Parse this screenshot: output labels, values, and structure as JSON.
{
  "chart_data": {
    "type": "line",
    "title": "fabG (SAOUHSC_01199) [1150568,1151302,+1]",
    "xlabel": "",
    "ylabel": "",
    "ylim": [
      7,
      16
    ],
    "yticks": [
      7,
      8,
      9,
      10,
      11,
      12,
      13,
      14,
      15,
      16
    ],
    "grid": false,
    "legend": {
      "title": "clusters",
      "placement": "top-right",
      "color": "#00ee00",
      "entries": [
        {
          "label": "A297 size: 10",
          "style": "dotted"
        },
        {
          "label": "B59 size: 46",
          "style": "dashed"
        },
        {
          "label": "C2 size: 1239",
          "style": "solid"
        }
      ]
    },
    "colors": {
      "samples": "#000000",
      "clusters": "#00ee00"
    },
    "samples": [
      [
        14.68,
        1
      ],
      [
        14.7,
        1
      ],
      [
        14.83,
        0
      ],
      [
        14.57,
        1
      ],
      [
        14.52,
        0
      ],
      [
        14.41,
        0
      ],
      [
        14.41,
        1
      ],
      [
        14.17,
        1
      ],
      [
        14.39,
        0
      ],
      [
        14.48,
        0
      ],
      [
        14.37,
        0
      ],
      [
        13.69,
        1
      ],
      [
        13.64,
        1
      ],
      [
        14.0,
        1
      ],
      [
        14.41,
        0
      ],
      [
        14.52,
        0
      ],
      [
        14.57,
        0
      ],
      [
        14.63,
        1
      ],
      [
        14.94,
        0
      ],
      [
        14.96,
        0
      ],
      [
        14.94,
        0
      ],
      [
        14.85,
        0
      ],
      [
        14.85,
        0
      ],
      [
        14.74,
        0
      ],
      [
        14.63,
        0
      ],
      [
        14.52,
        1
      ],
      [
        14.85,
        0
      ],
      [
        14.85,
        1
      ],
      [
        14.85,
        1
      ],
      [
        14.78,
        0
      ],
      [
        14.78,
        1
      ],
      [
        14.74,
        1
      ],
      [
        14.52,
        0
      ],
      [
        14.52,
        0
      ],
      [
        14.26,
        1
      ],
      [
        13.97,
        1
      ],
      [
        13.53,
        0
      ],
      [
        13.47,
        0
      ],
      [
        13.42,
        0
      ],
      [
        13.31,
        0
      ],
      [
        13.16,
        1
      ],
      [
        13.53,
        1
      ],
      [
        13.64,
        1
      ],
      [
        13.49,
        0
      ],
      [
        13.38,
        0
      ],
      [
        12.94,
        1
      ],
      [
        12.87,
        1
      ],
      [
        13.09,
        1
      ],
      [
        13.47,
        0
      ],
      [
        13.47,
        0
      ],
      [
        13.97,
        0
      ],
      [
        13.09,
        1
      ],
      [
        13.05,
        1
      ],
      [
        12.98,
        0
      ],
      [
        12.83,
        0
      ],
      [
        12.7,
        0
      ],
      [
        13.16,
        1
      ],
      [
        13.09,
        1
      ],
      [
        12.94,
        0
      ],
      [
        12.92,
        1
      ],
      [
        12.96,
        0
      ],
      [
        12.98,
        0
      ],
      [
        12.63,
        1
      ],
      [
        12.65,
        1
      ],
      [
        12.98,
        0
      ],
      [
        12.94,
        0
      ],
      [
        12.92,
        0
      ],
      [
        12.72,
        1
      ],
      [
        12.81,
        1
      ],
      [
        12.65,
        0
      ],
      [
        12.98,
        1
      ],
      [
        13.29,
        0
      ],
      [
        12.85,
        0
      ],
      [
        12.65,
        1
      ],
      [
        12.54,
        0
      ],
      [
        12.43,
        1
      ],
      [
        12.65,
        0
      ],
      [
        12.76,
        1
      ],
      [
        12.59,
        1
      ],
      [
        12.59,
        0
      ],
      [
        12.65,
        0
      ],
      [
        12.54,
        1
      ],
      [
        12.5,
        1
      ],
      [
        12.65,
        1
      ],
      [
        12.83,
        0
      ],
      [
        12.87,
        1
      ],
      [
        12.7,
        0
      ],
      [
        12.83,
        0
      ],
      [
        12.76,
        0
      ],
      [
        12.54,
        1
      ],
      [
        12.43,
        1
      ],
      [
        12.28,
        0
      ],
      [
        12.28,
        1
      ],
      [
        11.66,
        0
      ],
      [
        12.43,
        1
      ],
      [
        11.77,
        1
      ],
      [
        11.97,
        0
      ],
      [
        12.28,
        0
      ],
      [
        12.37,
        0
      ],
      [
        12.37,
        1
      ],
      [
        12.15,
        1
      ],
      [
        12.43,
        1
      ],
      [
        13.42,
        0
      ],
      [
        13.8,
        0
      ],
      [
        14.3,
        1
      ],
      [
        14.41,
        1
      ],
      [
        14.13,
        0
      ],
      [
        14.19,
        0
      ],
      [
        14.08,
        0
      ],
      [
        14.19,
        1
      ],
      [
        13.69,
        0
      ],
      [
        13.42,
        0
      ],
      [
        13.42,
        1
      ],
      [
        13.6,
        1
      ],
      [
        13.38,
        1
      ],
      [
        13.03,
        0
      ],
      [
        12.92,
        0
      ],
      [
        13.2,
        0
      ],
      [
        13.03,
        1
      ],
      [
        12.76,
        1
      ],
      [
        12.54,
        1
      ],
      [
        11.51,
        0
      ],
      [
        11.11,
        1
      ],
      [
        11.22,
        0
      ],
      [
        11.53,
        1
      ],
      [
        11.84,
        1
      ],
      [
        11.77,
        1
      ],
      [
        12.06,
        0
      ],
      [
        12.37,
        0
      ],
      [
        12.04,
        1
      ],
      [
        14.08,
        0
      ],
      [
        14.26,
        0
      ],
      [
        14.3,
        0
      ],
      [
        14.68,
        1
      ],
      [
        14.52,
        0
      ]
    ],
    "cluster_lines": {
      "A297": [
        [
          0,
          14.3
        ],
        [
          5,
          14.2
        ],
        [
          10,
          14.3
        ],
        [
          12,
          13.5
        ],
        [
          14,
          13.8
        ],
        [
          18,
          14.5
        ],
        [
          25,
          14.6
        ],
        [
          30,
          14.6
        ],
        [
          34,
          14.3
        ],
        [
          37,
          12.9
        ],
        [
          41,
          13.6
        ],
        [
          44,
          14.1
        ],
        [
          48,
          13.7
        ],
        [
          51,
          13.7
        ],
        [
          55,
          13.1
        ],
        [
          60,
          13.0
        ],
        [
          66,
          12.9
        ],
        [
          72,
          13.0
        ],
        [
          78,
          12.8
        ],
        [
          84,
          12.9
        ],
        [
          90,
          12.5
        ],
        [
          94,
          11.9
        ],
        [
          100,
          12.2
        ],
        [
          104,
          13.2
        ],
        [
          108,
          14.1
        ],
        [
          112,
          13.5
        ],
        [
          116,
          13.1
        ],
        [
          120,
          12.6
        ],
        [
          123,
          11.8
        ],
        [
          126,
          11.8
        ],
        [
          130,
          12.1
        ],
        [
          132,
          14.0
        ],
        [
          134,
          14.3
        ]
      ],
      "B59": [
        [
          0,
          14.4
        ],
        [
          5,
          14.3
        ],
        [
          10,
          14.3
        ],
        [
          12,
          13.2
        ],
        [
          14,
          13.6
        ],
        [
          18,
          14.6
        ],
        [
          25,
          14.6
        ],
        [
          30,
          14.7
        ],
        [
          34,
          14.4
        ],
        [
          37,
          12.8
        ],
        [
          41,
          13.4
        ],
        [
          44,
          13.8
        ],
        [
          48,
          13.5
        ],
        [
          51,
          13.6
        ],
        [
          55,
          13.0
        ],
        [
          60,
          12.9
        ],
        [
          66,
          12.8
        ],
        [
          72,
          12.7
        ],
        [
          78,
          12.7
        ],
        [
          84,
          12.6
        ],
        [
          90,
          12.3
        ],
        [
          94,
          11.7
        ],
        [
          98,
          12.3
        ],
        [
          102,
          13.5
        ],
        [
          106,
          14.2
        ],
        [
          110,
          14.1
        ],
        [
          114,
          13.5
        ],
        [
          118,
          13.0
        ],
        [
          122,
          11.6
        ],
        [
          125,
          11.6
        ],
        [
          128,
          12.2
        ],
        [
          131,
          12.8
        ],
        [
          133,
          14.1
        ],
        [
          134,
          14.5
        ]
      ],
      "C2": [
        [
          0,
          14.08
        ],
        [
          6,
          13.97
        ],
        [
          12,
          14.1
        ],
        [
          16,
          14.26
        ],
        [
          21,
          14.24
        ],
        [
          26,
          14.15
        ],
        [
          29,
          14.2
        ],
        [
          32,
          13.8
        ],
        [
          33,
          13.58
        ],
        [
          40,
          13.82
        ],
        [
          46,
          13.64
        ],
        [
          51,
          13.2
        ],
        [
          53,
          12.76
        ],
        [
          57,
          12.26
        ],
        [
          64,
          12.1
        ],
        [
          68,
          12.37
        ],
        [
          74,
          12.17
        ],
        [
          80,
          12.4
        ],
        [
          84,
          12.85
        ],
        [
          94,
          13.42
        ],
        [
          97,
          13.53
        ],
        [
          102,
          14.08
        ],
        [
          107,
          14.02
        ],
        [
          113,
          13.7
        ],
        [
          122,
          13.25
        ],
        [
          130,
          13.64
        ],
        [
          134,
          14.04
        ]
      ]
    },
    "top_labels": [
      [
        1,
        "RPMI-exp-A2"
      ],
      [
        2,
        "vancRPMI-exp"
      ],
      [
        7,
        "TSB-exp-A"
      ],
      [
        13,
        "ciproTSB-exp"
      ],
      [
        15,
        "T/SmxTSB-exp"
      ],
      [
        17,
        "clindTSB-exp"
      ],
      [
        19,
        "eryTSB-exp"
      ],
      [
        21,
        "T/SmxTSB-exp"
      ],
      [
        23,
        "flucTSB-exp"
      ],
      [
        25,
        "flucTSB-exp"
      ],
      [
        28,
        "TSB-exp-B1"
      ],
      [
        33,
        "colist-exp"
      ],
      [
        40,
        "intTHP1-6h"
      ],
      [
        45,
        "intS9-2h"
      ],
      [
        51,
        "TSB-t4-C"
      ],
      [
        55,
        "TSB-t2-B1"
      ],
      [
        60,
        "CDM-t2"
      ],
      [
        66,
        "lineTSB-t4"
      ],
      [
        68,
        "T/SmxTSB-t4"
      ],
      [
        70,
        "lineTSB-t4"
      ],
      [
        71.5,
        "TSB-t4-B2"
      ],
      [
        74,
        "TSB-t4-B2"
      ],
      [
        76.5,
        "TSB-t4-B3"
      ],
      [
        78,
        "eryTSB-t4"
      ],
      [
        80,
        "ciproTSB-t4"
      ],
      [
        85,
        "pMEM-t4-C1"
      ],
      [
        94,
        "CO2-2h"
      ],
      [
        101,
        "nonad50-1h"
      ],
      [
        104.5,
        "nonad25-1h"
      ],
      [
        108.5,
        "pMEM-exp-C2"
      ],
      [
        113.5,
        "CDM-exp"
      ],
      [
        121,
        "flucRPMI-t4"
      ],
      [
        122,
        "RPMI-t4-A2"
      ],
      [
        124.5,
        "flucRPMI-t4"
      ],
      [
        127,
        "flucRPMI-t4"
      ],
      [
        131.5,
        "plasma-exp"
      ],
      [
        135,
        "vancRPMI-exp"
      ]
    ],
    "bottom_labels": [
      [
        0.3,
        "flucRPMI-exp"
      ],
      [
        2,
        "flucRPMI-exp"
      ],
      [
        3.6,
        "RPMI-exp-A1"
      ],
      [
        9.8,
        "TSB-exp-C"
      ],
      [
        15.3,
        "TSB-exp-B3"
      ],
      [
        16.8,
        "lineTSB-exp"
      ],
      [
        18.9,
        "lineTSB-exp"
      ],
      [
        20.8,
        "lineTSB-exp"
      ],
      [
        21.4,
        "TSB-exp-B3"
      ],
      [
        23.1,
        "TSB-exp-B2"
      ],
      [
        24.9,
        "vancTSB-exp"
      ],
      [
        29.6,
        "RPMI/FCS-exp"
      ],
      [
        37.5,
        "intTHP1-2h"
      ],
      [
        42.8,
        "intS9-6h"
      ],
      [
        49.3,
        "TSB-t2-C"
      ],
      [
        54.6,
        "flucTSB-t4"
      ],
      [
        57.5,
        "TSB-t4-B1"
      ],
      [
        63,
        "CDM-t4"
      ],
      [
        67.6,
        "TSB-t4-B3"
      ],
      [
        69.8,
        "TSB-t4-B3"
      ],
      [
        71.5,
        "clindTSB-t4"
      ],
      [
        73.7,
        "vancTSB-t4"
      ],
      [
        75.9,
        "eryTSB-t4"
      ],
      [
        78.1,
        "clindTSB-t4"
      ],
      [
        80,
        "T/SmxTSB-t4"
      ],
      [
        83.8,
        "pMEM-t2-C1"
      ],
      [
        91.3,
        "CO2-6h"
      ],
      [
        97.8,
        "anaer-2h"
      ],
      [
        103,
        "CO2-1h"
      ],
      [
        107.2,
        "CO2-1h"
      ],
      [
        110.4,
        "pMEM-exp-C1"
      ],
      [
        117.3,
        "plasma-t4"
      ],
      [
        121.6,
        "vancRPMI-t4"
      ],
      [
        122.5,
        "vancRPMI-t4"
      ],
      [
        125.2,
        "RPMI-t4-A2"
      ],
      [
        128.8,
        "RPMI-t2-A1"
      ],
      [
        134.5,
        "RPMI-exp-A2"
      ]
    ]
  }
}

● **Exercise directions**
From the listing above, return each line with the word "title".

● **Solution for this problem**
    "title": "fabG (SAOUHSC_01199) [1150568,1151302,+1]",
      "title": "clusters",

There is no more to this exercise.